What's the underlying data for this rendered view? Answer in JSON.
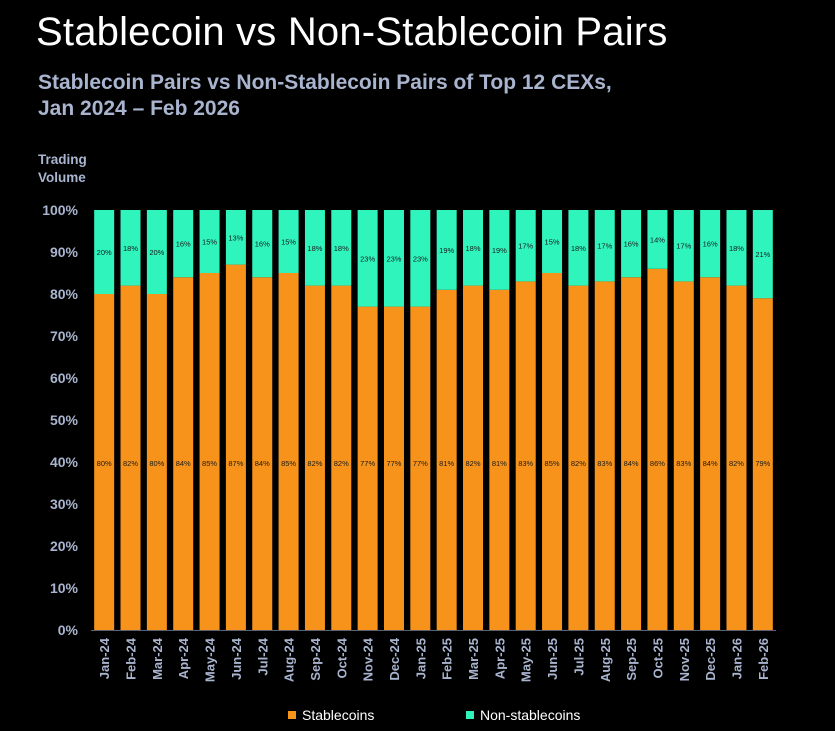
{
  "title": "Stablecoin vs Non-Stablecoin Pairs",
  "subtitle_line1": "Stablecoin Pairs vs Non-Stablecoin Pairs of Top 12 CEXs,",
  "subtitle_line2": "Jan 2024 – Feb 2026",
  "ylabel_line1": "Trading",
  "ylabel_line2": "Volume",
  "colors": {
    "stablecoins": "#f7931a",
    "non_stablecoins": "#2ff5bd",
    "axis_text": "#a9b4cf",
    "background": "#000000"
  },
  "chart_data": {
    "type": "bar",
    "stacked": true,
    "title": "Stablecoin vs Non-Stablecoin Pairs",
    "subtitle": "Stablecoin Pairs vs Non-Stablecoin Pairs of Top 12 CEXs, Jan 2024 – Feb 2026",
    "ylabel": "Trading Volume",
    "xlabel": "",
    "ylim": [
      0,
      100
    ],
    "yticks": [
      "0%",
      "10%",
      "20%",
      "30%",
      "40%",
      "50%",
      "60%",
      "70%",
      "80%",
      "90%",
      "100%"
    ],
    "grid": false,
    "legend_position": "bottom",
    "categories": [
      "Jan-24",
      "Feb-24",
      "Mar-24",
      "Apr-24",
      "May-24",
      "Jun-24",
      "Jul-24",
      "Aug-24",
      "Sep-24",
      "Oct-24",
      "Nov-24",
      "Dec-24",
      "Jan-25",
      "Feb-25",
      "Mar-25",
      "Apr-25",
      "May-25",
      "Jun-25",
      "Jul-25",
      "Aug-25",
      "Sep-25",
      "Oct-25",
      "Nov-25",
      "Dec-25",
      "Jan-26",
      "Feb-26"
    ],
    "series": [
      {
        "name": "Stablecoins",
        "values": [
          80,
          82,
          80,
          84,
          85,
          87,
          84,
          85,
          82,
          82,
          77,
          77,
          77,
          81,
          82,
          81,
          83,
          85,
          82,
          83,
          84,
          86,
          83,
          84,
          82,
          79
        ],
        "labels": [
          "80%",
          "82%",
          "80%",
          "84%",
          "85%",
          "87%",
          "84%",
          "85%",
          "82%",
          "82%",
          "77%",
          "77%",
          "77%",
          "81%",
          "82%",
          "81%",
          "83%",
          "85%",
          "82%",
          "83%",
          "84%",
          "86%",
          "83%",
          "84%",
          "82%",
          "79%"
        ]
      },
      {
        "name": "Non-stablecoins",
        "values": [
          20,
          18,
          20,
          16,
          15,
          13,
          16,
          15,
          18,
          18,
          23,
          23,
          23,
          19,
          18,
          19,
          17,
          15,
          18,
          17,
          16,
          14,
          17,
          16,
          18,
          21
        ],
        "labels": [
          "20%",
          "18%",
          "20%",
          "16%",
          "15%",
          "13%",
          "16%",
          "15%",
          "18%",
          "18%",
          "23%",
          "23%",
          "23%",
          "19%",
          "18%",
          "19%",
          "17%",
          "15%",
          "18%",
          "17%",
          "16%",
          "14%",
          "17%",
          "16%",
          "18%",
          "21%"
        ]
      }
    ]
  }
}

TASK BRIEF: Please list every line of the records that contains "Trading".

WRITTEN ANSWER:
  "ylabel_line1": "Trading",
    "ylabel": "Trading Volume",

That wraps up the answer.